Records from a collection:
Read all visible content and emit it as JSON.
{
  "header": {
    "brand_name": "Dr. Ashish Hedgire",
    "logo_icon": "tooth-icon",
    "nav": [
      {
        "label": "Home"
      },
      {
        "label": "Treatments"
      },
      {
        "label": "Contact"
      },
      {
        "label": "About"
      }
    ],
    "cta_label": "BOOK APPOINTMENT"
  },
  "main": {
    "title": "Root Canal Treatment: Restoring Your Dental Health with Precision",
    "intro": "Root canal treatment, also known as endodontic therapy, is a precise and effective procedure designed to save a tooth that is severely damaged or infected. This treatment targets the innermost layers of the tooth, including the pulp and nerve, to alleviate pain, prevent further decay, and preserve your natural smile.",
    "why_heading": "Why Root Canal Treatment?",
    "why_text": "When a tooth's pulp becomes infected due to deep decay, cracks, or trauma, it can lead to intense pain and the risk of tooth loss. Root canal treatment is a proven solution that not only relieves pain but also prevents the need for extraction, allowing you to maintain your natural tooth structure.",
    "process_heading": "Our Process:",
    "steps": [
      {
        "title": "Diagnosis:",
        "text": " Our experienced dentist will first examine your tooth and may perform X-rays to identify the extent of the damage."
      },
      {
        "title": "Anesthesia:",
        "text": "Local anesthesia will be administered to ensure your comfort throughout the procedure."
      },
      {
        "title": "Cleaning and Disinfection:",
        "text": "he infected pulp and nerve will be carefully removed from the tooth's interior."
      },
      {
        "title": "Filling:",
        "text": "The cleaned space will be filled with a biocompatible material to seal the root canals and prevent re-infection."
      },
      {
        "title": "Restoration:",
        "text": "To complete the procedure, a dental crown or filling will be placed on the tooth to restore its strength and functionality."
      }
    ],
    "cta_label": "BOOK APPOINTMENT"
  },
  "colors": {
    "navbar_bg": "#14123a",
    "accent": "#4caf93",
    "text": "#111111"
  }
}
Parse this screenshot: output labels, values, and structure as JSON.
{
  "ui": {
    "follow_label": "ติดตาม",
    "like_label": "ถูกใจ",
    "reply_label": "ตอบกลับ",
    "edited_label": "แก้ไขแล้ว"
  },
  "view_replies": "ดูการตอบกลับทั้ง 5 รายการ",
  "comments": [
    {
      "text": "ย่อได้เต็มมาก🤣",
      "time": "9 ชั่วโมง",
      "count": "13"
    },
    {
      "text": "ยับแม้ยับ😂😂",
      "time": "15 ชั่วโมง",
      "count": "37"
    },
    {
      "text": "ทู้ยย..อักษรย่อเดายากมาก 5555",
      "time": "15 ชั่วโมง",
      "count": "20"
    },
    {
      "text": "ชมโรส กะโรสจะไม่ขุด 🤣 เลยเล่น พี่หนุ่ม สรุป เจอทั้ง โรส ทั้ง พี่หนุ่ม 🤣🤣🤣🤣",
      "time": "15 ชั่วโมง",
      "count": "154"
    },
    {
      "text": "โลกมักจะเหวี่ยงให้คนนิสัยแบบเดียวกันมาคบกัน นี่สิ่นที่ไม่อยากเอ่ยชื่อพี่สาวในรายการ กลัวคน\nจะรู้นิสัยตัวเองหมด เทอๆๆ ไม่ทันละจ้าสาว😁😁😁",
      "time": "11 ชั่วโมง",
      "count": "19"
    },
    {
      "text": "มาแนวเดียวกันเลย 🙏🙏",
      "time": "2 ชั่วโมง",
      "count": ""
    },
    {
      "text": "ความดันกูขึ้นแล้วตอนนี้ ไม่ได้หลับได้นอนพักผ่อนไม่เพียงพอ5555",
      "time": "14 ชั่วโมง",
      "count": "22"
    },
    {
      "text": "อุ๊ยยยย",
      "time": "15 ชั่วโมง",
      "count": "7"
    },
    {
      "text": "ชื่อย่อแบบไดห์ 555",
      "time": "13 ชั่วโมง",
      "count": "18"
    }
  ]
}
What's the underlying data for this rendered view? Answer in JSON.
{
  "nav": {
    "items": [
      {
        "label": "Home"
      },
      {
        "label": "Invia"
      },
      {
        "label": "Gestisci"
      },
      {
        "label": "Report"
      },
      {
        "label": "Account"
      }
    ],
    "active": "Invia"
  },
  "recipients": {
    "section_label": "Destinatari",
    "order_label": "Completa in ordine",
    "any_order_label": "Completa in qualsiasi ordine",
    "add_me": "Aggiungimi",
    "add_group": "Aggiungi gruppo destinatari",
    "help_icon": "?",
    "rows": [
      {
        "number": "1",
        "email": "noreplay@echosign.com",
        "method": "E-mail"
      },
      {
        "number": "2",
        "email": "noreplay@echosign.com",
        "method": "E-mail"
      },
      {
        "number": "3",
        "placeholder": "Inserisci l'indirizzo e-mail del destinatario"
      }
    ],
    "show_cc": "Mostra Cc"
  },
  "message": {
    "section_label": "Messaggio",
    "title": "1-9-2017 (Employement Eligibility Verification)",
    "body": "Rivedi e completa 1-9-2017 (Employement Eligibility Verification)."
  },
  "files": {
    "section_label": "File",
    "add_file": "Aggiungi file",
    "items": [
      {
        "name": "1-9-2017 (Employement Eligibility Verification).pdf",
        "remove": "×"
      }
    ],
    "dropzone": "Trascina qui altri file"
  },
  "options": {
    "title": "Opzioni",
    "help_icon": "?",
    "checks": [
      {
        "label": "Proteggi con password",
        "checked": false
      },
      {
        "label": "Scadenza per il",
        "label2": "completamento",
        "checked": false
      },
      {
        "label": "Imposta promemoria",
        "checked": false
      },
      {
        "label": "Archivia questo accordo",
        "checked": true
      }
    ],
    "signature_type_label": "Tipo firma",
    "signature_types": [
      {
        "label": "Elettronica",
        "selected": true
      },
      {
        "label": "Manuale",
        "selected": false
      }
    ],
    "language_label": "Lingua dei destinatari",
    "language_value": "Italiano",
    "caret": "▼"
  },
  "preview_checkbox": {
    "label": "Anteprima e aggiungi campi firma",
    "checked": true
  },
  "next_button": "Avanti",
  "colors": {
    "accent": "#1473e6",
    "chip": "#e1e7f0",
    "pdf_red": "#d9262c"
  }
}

_Problem to work on_: Scan the data for the word "will" and copy every line where it shows up.

_Output of the task_:
        "text": " Our experienced dentist will first examine your tooth and may perform X-rays to identify the extent of the damage."
        "text": "Local anesthesia will be administered to ensure your comfort throughout the procedure."
        "text": "he infected pulp and nerve will be carefully removed from the tooth's interior."
        "text": "The cleaned space will be filled with a biocompatible material to seal the root canals and prevent re-infection."
        "text": "To complete the procedure, a dental crown or filling will be placed on the tooth to restore its strength and functionality."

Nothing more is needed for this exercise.